== TEXT SEGMENT ==

——————————

We are honored to be featured on the homepage of Monochrome Watches, one of the most respected voices in horology, for our Seagull Rattrapante Split-Second Chronograph. In their glowing review, Monochrome highlights this timepiece as the most accessible rattrapante on the market, praised for its remarkable mechanical complexity, craftsmanship, and value at an unbeatable $3,649 price point. We’re thrilled to share their detailed analysis with you here on our official website.
The Seagull Rattrapante Split-Second Chronograph, priced at $3,649, is celebrated as the most accessible rattrapante on the market. This limited-edition watch impresses with its exceptional value, offering a sophisticated split-second chronograph complication typically found in much higher-priced models. It combines Seagull’s in-house movement expertise with refined aesthetics, making it a standout choice for collectors seeking high-end functionality at an attainable price.
When you think split-second or rattrapante chronographs, you’ll immediately picture high-end watches from Vacheron Constantin or Patek Philippe… Finding an accessible rattrapante chronograph, at least new on the market, is not going to be an easy task, especially if you consider Swiss or European watch manufacturers. But, something from the other side of the world is about to change that. In late December 2024, Seagull, the large movement and watch producer from China, was celebrating its 70th anniversary. And part of a commemorative collection of complex watches was something fairly intriguing, the Seagull Split-Second Chronograph Limited, a 3.5K dollar watch that not only is China’s first rattrapante chronograph but very possibly the most accessible of its kind on the market now.
For many years, the concept of a mechanical rattrapante chronograph was reserved for high-end watchmakers and sports stopwatches, and hardly something accessible to a wider audience. Fragile, complex to develop and assemble, it required skilled watchmakers and time… And thus prices to match. At least until 1993 when IWC, thanks to the genius mind of Richard Habring, presented a simplified version of the rattrapante based on the tried and tested Valjoux 7750 – movements that could be found in the Pilot’s Watch Doppelchronograph 3711 or the Portugieser Rattrapante 3712. Once the patent expired in 2012, Richard Habring and his wife Maria, founders of Harbing², presented their own version of this watch, the Doppel 2.0 – an immediate success when it was launched, also the winner of the Sports Watch Prize at the 2012 GPHG. A year later, Habring² introduced the Doppel 3.0.
Looking at the current market for a relatively accessible split-second or rattrapante chronograph, Maria and Richard Habring are still very much at the top of their game here, with the Doppel-Felix and Doppel38, watches priced at around USD 10,000. We also have to remember Sinn in 2016, with the 910 Anniversary, a limited edition that was offered back then at USD 5,940 – but it’s sold out for years now. Also worth mentioning is the Breitling Premier B15 Duograph in steel, with a hand-wound rattrapante version of the brand’s in-house chronograph B01, offered at USD 11,250 currently. Surprisingly, there’s no split-second chronograph by Sellita, which could create an accessible and readily available movement. So yes, a new rattrapante chronograph watch still is about 10k dollars. There are some nice opportunities in the neo-vintage scene, specifically the aforementioned IWC models.

——————————

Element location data
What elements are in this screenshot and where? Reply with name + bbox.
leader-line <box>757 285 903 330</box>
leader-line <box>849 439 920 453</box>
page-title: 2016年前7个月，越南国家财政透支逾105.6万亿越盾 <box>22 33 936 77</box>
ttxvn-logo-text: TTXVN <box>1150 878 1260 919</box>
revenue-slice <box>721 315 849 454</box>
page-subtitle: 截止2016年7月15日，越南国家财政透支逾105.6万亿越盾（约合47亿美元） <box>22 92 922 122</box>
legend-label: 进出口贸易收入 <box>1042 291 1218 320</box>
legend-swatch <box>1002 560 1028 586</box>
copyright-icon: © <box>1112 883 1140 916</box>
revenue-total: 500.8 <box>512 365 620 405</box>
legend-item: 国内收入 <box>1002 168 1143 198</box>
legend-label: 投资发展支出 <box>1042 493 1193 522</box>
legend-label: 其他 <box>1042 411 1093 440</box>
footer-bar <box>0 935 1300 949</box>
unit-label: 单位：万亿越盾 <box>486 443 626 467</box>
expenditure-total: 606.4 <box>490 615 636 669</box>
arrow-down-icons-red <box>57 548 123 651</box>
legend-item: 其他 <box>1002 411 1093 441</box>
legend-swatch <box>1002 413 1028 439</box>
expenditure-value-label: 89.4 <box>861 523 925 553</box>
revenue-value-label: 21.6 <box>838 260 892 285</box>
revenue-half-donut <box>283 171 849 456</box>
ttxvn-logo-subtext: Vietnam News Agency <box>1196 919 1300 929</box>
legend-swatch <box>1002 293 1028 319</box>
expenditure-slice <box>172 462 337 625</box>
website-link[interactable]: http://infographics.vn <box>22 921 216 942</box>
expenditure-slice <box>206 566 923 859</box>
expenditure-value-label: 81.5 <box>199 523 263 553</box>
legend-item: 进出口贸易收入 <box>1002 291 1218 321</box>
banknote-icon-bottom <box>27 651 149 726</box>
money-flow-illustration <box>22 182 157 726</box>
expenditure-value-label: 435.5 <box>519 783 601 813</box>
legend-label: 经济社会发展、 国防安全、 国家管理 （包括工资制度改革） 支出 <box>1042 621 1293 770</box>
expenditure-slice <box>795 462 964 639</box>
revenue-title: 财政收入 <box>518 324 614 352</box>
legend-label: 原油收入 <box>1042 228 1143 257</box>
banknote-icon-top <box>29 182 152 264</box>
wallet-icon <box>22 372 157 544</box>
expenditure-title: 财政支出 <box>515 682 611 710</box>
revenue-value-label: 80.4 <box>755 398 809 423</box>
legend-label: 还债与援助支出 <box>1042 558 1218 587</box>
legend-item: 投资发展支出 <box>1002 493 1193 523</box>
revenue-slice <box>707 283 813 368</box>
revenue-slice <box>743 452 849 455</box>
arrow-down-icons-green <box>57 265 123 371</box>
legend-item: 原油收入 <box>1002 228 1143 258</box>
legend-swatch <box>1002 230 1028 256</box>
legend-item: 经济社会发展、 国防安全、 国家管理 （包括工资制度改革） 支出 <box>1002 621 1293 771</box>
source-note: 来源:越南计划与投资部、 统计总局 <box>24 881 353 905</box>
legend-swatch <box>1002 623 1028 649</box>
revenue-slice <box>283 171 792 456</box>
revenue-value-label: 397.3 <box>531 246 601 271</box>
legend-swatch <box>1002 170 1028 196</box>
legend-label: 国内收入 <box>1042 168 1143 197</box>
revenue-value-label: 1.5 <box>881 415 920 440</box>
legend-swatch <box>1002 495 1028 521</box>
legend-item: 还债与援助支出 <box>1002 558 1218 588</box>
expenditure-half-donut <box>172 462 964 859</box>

——————————

== INSTRUCTION 1 ==
Answer these questions using the article on the Seagull rattrapante chronograph:
(a) What is the price of the Seagull Rattrapante Split-Second Chronograph?
(b) In what year did IWC present its simplified rattrapante based on the Valjoux 7750?
(c) At what price was the Sinn 910 Anniversary offered?
== INSTRUCTION 2 ==
From the article on the Seagull rattrapante chronograph, copy the passage that begins with the words "The Seagull Rattrapante" and ends with "an attainable price.".
== INSTRUCTION 3 ==
Carry on the article on the Seagull rattrapante chronograph from its last sentence.
The records come from a different source than the text.

== WRITTEN REPLY 1 ==
(a) $3,649
(b) 1993
(c) USD 5,940

== WRITTEN REPLY 2 ==
The Seagull Rattrapante Split-Second Chronograph, priced at $3,649, is celebrated as the most accessible rattrapante on the market. This limited-edition watch impresses with its exceptional value, offering a sophisticated split-second chronograph complication typically found in much higher-priced models. It combines Seagull’s in-house movement expertise with refined aesthetics, making it a standout choice for collectors seeking high-end functionality at an attainable price.

== WRITTEN REPLY 3 ==
Tianjin Seagull Watch Group, primarily known as an entry-level movement supplier, made some noise recently when announcing drastically limited the supply of its hand-wound chronograph – the ST19 and its derivatives – with a minimum order quantity of 10,000 pieces (not something micro-brands were happy about…) But Seagull Watch is once again making some noise with the introduction of this watch, the Split-Second Chronograph Limited Edition, a rattrapante chronograph offered at an impressive price of USD 3,649 – which makes it, according to our research before writing this article, the best value for such a complication on the market. And it’s also the first rattrapante chronograph from China.
Let’s talk about what’s not so exciting first, the watch itself. Well, there’s nothing wrong with this Seagull Split-Second Chronograph regarding the design, but let’s agree that it isn’t the most spectacular model of the year. Fairly classic, not highly innovative and inspired by traditional Swiss models. The watch is 42.5mm in diameter, with a thickness of 16mm. The case is made of titanium, with polished and brushed surfaces, and features a double-domed sapphire crystal on top. The back has a nice decagonal screwed sapphire back. Alongside the crown, there are three pushers – a classic layout for a rattrapante, with the 2 standard pushers at 2 and 4 o’clock, and the rattrapante pusher at 10 o’clock. A nice touch or a bit of a lame detail (depending on how you want to see it), these pushers are decorated with a guilloche effect that’s reminiscent of Patek’s current reference 5172, or a vintage reference 1463.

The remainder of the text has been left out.